### [GIVEN INSTRUCTION]
Report, as a bare number, how many lines hold "context".

### [INFORMATION SUPPLIED]

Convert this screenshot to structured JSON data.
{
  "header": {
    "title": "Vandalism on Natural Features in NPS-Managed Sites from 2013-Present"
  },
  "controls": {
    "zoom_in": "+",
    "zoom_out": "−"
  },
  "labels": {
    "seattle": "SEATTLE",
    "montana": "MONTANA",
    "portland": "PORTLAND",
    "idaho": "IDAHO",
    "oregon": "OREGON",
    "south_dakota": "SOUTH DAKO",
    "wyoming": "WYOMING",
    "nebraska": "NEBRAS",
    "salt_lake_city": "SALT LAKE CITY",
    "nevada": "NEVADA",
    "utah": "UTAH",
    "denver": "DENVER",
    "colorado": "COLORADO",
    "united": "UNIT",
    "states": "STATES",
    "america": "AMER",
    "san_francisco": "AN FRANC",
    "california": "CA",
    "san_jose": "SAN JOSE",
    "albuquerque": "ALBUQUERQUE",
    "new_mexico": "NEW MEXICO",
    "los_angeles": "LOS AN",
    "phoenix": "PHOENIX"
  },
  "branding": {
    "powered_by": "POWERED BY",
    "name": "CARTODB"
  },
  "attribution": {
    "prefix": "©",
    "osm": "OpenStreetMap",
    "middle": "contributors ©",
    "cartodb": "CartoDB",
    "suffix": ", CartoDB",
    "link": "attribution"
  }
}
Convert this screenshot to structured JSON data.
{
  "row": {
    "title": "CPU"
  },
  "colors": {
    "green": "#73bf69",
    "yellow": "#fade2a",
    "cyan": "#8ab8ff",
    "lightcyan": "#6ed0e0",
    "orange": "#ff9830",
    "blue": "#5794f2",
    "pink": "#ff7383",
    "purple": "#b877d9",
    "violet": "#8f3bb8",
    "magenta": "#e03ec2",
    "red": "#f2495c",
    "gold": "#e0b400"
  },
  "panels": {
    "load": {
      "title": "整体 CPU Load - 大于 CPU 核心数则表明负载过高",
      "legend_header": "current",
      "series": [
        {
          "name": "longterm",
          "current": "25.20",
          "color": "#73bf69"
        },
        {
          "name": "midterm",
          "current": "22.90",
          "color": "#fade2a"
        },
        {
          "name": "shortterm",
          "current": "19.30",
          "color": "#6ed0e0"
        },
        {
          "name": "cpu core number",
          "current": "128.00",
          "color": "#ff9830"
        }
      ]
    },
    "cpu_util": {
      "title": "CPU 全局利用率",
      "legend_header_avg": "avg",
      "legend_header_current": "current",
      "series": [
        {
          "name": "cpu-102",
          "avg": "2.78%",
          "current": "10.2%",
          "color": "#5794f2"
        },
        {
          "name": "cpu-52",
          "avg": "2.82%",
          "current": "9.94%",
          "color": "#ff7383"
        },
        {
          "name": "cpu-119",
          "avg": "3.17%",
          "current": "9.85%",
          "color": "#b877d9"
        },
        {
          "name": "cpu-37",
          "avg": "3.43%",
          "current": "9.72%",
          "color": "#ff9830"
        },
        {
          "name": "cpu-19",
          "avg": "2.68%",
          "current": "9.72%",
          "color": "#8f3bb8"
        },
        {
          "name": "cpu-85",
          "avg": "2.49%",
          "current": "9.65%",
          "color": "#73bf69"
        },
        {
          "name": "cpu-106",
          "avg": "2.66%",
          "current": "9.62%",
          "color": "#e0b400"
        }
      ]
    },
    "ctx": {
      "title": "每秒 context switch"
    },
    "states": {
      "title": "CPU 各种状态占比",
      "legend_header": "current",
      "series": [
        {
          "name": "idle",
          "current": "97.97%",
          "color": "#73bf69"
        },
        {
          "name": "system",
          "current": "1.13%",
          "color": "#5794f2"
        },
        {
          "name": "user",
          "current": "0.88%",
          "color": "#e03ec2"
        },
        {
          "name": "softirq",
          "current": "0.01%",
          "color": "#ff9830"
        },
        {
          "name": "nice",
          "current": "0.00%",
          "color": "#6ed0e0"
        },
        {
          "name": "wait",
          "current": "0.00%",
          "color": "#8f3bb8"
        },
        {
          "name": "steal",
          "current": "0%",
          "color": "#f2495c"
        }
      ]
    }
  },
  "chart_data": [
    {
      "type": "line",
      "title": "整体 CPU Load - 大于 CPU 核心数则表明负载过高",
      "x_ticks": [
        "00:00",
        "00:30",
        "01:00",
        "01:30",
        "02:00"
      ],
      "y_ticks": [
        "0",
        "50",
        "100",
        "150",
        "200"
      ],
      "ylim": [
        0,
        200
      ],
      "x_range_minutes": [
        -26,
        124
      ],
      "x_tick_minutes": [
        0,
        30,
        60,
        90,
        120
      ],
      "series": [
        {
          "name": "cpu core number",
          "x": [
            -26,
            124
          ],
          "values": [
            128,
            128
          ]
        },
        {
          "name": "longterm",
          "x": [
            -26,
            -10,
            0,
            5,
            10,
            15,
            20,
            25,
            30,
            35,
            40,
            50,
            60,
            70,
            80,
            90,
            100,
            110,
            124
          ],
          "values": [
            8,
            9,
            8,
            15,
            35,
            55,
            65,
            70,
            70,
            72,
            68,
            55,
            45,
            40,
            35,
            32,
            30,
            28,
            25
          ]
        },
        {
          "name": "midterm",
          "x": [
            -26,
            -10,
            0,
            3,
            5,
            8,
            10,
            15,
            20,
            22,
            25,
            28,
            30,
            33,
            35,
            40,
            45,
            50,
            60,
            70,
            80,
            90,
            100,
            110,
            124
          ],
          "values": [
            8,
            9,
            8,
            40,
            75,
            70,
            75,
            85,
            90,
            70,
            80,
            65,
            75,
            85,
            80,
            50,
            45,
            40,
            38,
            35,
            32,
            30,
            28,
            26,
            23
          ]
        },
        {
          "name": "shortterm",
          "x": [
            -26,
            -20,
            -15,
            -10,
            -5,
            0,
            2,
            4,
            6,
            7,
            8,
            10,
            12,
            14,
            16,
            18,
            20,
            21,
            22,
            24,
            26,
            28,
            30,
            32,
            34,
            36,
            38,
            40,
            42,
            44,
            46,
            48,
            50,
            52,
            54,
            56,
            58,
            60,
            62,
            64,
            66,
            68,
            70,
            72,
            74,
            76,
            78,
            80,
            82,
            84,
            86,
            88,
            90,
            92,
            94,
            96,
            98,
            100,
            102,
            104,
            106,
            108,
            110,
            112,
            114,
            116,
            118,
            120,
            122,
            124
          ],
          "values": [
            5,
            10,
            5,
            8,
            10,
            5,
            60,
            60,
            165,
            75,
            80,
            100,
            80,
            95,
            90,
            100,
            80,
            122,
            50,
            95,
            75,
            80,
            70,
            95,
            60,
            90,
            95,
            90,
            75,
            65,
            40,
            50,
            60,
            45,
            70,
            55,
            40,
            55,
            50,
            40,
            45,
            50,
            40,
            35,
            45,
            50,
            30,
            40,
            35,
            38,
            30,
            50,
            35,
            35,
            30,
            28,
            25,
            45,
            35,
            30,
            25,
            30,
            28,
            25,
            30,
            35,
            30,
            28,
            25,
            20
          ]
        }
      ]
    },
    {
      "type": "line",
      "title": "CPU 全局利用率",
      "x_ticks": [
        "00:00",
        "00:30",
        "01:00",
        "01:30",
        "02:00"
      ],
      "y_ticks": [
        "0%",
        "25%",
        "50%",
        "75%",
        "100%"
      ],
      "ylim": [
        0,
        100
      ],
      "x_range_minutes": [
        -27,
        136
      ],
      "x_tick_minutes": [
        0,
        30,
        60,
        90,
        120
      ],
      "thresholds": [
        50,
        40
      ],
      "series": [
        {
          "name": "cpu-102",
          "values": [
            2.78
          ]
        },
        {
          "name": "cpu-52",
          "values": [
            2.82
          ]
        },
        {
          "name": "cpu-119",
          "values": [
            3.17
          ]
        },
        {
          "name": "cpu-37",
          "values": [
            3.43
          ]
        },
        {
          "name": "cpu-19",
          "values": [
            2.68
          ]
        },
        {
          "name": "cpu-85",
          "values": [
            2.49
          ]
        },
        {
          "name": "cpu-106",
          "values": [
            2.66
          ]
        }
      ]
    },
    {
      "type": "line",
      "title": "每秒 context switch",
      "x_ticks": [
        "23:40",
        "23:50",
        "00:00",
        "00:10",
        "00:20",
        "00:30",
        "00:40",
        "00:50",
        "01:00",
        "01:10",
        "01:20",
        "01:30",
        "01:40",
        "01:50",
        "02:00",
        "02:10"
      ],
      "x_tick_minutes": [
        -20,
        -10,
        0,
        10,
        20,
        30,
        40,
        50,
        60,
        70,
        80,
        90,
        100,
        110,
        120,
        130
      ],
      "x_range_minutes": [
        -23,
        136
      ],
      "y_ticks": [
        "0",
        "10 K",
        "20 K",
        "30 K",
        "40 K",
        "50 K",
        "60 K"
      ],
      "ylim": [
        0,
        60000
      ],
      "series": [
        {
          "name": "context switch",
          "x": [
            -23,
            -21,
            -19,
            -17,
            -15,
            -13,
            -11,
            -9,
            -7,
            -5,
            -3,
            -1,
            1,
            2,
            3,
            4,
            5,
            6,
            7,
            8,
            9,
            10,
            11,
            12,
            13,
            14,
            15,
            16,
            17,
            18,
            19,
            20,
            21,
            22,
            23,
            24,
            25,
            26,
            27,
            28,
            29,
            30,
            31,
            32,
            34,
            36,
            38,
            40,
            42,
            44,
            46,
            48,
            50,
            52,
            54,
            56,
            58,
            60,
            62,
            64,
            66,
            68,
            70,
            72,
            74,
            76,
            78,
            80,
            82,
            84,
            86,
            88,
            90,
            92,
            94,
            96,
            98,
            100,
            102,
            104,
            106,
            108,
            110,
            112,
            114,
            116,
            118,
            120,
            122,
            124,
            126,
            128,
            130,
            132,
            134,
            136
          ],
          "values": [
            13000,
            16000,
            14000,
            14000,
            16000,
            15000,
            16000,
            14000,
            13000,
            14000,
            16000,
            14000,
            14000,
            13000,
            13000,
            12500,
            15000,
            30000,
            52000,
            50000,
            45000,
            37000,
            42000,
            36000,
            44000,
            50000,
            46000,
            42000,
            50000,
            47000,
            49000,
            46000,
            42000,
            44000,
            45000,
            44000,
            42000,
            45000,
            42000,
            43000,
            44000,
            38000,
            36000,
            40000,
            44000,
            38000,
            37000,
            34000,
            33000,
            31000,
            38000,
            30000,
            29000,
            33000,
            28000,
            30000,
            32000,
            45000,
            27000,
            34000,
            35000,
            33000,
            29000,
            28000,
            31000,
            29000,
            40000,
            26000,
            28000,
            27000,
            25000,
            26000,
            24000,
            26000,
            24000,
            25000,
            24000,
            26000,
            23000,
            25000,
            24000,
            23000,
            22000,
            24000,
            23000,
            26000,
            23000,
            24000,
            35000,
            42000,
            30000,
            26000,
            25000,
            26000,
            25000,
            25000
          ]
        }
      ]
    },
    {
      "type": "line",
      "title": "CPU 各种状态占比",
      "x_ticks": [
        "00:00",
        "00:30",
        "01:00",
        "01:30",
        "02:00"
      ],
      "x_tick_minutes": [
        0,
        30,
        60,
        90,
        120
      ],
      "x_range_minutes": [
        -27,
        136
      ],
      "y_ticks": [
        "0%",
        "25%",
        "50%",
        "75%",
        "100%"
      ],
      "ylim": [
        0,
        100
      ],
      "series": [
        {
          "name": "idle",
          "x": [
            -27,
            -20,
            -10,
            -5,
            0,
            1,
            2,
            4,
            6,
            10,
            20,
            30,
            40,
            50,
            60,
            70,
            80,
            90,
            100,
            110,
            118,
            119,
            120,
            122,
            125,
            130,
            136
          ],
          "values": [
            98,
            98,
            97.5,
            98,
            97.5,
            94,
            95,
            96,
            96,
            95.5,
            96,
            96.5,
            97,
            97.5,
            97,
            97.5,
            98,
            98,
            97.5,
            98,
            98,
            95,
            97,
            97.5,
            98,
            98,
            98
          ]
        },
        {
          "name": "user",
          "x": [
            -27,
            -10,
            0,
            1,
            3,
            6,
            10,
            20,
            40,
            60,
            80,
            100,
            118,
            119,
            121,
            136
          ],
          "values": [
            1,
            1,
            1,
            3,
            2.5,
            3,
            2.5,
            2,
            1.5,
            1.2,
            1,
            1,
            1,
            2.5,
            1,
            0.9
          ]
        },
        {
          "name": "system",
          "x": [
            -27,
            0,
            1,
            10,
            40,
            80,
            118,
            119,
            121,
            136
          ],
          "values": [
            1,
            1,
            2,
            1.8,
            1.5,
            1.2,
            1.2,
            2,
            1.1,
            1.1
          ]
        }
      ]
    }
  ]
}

### [ANSWER FOR THIS EXERCISE]
3